Problem to work on =>
For the entries below, how many lines include the word "Mississippi"? Give the figure and nothing more.

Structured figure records
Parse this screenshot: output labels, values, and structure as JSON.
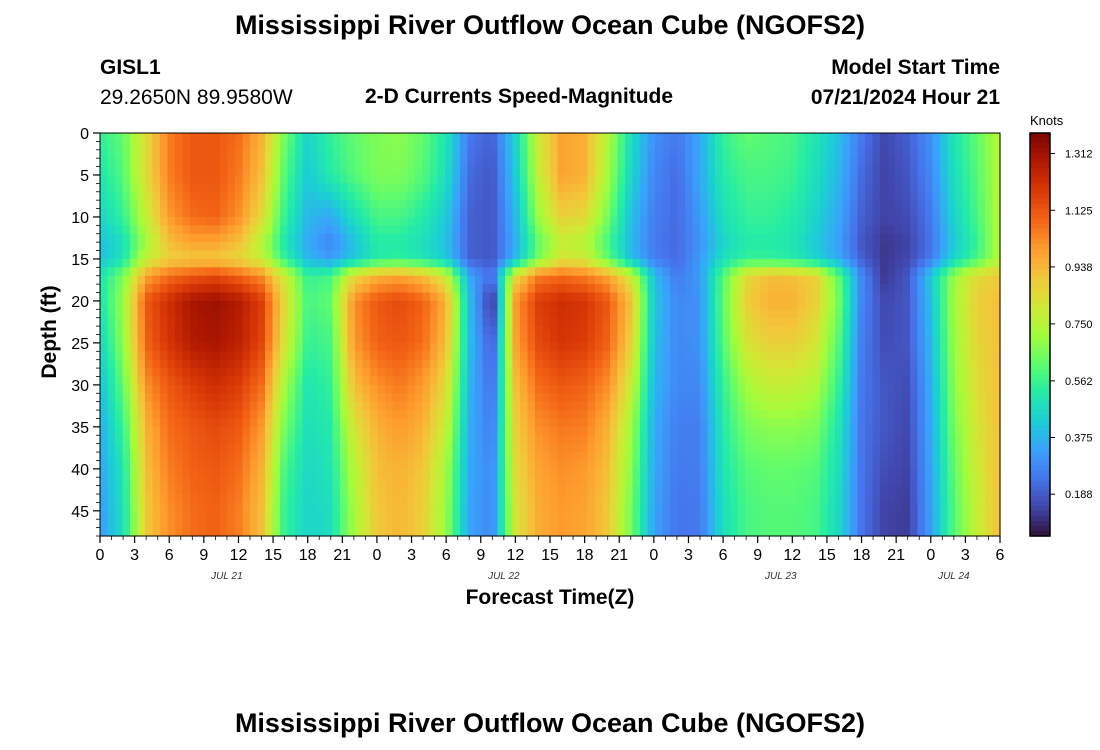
{
  "page": {
    "title_top": "Mississippi River Outflow Ocean Cube (NGOFS2)",
    "title_bottom": "Mississippi River Outflow Ocean Cube (NGOFS2)",
    "station": "GISL1",
    "coords": "29.2650N  89.9580W",
    "subtitle": "2-D Currents Speed-Magnitude",
    "model_start_label": "Model Start Time",
    "model_start_value": "07/21/2024 Hour 21",
    "colorbar_units": "Knots"
  },
  "colors": {
    "turbo_stops": [
      "#30123b",
      "#4145ab",
      "#4675ed",
      "#39a2fc",
      "#1bcfd4",
      "#24eca6",
      "#61fc6c",
      "#a4fc3b",
      "#d1e834",
      "#f3c63a",
      "#fe9b2d",
      "#f36315",
      "#d93806",
      "#b11901",
      "#7a0403"
    ]
  },
  "chart_data": {
    "type": "heatmap",
    "title": "Mississippi River Outflow Ocean Cube (NGOFS2)",
    "subtitle": "2-D Currents Speed-Magnitude",
    "xlabel": "Forecast Time(Z)",
    "ylabel": "Depth (ft)",
    "z_units": "Knots",
    "x_range_hours": [
      0,
      78
    ],
    "x_tick_labels": [
      "0",
      "3",
      "6",
      "9",
      "12",
      "15",
      "18",
      "21",
      "0",
      "3",
      "6",
      "9",
      "12",
      "15",
      "18",
      "21",
      "0",
      "3",
      "6",
      "9",
      "12",
      "15",
      "18",
      "21",
      "0",
      "3",
      "6"
    ],
    "date_labels": [
      {
        "label": "JUL 21",
        "hour": 11
      },
      {
        "label": "JUL 22",
        "hour": 35
      },
      {
        "label": "JUL 23",
        "hour": 59
      },
      {
        "label": "JUL 24",
        "hour": 74
      }
    ],
    "y_range": [
      0,
      48
    ],
    "y_ticks": [
      0,
      5,
      10,
      15,
      20,
      25,
      30,
      35,
      40,
      45
    ],
    "colorbar_ticks": [
      "1.312",
      "1.125",
      "0.938",
      "0.750",
      "0.562",
      "0.375",
      "0.188"
    ],
    "colorbar_range": [
      0.05,
      1.38
    ],
    "time_hours": [
      0,
      2,
      4,
      6,
      8,
      10,
      12,
      14,
      16,
      18,
      20,
      22,
      24,
      26,
      28,
      30,
      32,
      34,
      36,
      38,
      40,
      42,
      44,
      46,
      48,
      50,
      52,
      54,
      56,
      58,
      60,
      62,
      64,
      66,
      68,
      70,
      72,
      74,
      76,
      78
    ],
    "depths_ft": [
      0,
      5,
      10,
      13,
      15,
      17,
      20,
      25,
      30,
      35,
      40,
      45,
      48
    ],
    "speed_knots": [
      [
        0.55,
        0.62,
        0.85,
        1.05,
        1.12,
        1.12,
        1.08,
        0.95,
        0.65,
        0.45,
        0.55,
        0.62,
        0.66,
        0.68,
        0.62,
        0.5,
        0.25,
        0.2,
        0.45,
        0.8,
        0.98,
        0.95,
        0.75,
        0.48,
        0.3,
        0.25,
        0.35,
        0.55,
        0.62,
        0.6,
        0.58,
        0.5,
        0.4,
        0.25,
        0.15,
        0.2,
        0.3,
        0.5,
        0.62,
        0.75
      ],
      [
        0.5,
        0.6,
        0.85,
        1.05,
        1.12,
        1.12,
        1.06,
        0.92,
        0.6,
        0.42,
        0.52,
        0.6,
        0.66,
        0.66,
        0.6,
        0.48,
        0.22,
        0.18,
        0.42,
        0.78,
        0.98,
        0.95,
        0.72,
        0.45,
        0.28,
        0.22,
        0.35,
        0.52,
        0.58,
        0.58,
        0.56,
        0.48,
        0.38,
        0.22,
        0.14,
        0.18,
        0.28,
        0.48,
        0.6,
        0.75
      ],
      [
        0.45,
        0.55,
        0.78,
        1.0,
        1.08,
        1.1,
        1.02,
        0.85,
        0.55,
        0.38,
        0.35,
        0.48,
        0.58,
        0.58,
        0.52,
        0.42,
        0.2,
        0.18,
        0.38,
        0.7,
        0.88,
        0.85,
        0.65,
        0.4,
        0.26,
        0.22,
        0.32,
        0.48,
        0.55,
        0.55,
        0.52,
        0.45,
        0.35,
        0.2,
        0.14,
        0.16,
        0.25,
        0.45,
        0.58,
        0.75
      ],
      [
        0.4,
        0.48,
        0.72,
        0.92,
        0.98,
        0.98,
        0.92,
        0.75,
        0.5,
        0.35,
        0.28,
        0.4,
        0.52,
        0.52,
        0.48,
        0.4,
        0.2,
        0.18,
        0.36,
        0.62,
        0.78,
        0.75,
        0.58,
        0.38,
        0.25,
        0.22,
        0.3,
        0.45,
        0.52,
        0.52,
        0.5,
        0.42,
        0.33,
        0.18,
        0.12,
        0.14,
        0.24,
        0.42,
        0.55,
        0.75
      ],
      [
        0.4,
        0.5,
        0.78,
        0.88,
        0.9,
        0.9,
        0.86,
        0.78,
        0.55,
        0.38,
        0.32,
        0.42,
        0.52,
        0.54,
        0.5,
        0.42,
        0.2,
        0.18,
        0.38,
        0.65,
        0.82,
        0.8,
        0.62,
        0.4,
        0.26,
        0.22,
        0.32,
        0.48,
        0.55,
        0.55,
        0.52,
        0.45,
        0.35,
        0.2,
        0.12,
        0.15,
        0.25,
        0.45,
        0.58,
        0.75
      ],
      [
        0.5,
        0.65,
        0.98,
        1.08,
        1.12,
        1.15,
        1.1,
        1.02,
        0.8,
        0.55,
        0.58,
        0.85,
        0.95,
        0.98,
        0.92,
        0.8,
        0.35,
        0.22,
        0.85,
        1.05,
        1.08,
        1.05,
        0.98,
        0.8,
        0.4,
        0.25,
        0.32,
        0.6,
        0.85,
        0.92,
        0.92,
        0.88,
        0.62,
        0.28,
        0.12,
        0.18,
        0.42,
        0.7,
        0.85,
        0.9
      ],
      [
        0.5,
        0.7,
        1.12,
        1.22,
        1.3,
        1.32,
        1.28,
        1.18,
        0.85,
        0.58,
        0.62,
        1.02,
        1.12,
        1.15,
        1.1,
        0.95,
        0.4,
        0.1,
        1.0,
        1.18,
        1.22,
        1.2,
        1.12,
        0.92,
        0.42,
        0.28,
        0.3,
        0.62,
        0.88,
        0.95,
        0.95,
        0.88,
        0.65,
        0.28,
        0.15,
        0.18,
        0.4,
        0.72,
        0.88,
        0.92
      ],
      [
        0.45,
        0.68,
        1.1,
        1.2,
        1.28,
        1.3,
        1.26,
        1.16,
        0.82,
        0.55,
        0.58,
        1.0,
        1.1,
        1.12,
        1.08,
        0.92,
        0.4,
        0.18,
        0.98,
        1.15,
        1.2,
        1.18,
        1.1,
        0.88,
        0.4,
        0.28,
        0.3,
        0.6,
        0.82,
        0.88,
        0.88,
        0.82,
        0.6,
        0.26,
        0.16,
        0.18,
        0.38,
        0.7,
        0.86,
        0.92
      ],
      [
        0.4,
        0.62,
        1.02,
        1.12,
        1.18,
        1.22,
        1.18,
        1.08,
        0.72,
        0.5,
        0.55,
        0.92,
        1.02,
        1.06,
        1.0,
        0.85,
        0.38,
        0.22,
        0.92,
        1.08,
        1.12,
        1.1,
        1.02,
        0.8,
        0.38,
        0.28,
        0.28,
        0.55,
        0.72,
        0.78,
        0.78,
        0.74,
        0.55,
        0.25,
        0.18,
        0.16,
        0.36,
        0.68,
        0.84,
        0.92
      ],
      [
        0.36,
        0.55,
        0.95,
        1.08,
        1.12,
        1.15,
        1.12,
        1.0,
        0.65,
        0.48,
        0.52,
        0.82,
        0.95,
        1.0,
        0.95,
        0.78,
        0.36,
        0.25,
        0.88,
        1.02,
        1.06,
        1.05,
        0.95,
        0.72,
        0.36,
        0.26,
        0.26,
        0.52,
        0.65,
        0.68,
        0.68,
        0.66,
        0.5,
        0.24,
        0.18,
        0.15,
        0.35,
        0.65,
        0.82,
        0.92
      ],
      [
        0.34,
        0.5,
        0.92,
        1.05,
        1.1,
        1.12,
        1.08,
        0.95,
        0.58,
        0.46,
        0.5,
        0.75,
        0.92,
        0.95,
        0.9,
        0.72,
        0.35,
        0.28,
        0.85,
        0.98,
        1.02,
        1.0,
        0.92,
        0.68,
        0.35,
        0.25,
        0.26,
        0.5,
        0.6,
        0.62,
        0.62,
        0.6,
        0.48,
        0.24,
        0.16,
        0.14,
        0.34,
        0.62,
        0.8,
        0.92
      ],
      [
        0.32,
        0.48,
        0.9,
        1.02,
        1.08,
        1.1,
        1.05,
        0.92,
        0.55,
        0.45,
        0.48,
        0.72,
        0.9,
        0.94,
        0.88,
        0.7,
        0.34,
        0.28,
        0.82,
        0.96,
        1.0,
        0.98,
        0.9,
        0.65,
        0.34,
        0.24,
        0.25,
        0.48,
        0.58,
        0.6,
        0.6,
        0.58,
        0.46,
        0.24,
        0.14,
        0.13,
        0.33,
        0.6,
        0.78,
        0.92
      ],
      [
        0.32,
        0.48,
        0.9,
        1.02,
        1.08,
        1.1,
        1.05,
        0.92,
        0.55,
        0.45,
        0.48,
        0.72,
        0.9,
        0.94,
        0.88,
        0.7,
        0.34,
        0.28,
        0.82,
        0.96,
        1.0,
        0.98,
        0.9,
        0.65,
        0.34,
        0.24,
        0.25,
        0.48,
        0.58,
        0.6,
        0.6,
        0.58,
        0.46,
        0.24,
        0.14,
        0.13,
        0.33,
        0.6,
        0.78,
        0.92
      ]
    ]
  }
}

Correct output =>
3